Element location listings:
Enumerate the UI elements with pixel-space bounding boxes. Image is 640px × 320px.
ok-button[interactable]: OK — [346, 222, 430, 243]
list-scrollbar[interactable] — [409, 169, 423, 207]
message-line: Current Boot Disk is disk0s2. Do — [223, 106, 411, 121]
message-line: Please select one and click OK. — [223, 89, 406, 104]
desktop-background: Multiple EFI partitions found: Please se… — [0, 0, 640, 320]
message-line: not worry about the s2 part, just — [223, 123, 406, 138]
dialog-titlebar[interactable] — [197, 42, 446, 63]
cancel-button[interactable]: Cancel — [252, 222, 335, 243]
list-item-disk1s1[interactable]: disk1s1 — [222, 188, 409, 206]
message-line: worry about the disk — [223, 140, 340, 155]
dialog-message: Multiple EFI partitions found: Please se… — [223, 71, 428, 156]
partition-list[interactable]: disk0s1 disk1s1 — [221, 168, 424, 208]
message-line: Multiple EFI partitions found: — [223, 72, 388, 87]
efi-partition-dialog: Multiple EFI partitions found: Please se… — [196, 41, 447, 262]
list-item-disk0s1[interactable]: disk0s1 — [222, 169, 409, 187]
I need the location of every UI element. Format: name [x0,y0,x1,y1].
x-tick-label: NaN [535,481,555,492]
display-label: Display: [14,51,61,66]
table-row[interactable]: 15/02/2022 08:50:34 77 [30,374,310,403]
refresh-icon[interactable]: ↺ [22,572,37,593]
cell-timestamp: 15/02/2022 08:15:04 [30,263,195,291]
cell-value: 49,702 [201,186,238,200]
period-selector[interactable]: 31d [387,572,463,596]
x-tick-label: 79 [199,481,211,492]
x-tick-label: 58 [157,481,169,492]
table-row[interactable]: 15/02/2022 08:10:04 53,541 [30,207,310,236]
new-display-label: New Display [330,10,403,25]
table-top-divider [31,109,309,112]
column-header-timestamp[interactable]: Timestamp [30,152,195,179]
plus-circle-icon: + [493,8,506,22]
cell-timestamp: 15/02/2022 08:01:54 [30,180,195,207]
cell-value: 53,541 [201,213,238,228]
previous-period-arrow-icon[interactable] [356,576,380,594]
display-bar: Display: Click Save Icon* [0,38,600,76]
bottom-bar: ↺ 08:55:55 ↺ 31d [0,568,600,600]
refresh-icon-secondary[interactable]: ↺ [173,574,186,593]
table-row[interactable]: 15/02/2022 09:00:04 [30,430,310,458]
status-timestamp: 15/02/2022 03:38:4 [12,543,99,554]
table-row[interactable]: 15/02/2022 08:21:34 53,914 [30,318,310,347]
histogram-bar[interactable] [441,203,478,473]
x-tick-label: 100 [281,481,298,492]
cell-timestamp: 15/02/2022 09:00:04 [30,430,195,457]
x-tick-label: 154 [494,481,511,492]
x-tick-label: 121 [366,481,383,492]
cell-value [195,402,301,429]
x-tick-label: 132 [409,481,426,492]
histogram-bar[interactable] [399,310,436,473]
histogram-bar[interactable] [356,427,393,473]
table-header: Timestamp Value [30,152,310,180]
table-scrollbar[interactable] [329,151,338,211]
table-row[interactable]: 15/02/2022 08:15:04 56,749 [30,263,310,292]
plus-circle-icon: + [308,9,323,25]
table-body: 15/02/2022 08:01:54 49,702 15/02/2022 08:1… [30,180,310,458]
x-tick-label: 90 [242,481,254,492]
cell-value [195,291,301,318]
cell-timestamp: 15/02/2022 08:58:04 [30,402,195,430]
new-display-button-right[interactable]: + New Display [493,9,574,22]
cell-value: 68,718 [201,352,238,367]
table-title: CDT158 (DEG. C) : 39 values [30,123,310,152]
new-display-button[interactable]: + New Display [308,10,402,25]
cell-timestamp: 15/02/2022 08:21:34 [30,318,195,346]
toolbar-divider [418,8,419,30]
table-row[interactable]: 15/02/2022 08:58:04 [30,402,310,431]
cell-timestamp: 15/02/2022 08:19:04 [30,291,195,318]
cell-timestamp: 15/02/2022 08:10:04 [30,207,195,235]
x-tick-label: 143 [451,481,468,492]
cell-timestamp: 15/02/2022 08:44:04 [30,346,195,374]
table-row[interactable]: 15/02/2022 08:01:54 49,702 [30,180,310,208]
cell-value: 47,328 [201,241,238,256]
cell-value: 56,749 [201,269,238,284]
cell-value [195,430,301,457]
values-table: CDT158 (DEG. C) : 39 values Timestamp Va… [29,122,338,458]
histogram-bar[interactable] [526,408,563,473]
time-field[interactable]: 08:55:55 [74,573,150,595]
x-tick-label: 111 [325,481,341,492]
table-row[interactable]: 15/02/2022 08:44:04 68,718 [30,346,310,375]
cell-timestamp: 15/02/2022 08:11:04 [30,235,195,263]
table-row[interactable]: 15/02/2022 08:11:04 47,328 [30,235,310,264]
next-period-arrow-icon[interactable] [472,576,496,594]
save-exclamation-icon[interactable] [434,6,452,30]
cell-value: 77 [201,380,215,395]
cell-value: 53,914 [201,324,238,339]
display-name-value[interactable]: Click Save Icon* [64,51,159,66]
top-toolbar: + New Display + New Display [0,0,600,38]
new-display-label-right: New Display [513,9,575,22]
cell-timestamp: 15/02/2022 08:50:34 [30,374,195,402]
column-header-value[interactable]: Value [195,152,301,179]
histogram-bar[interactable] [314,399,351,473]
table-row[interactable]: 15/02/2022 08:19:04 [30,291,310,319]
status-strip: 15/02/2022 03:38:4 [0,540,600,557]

* PROBLEM
Update the lines from the first one through the line containing "message-line: Current Boot", inclusive, by changing "interactable" to "clickable" and keeping everything else the same. Return only those lines.

* THE ANSWER
Enumerate the UI elements with pixel-space bounding boxes. Image is 640px × 320px.
ok-button[clickable]: OK — [346, 222, 430, 243]
list-scrollbar[clickable] — [409, 169, 423, 207]
message-line: Current Boot Disk is disk0s2. Do — [223, 106, 411, 121]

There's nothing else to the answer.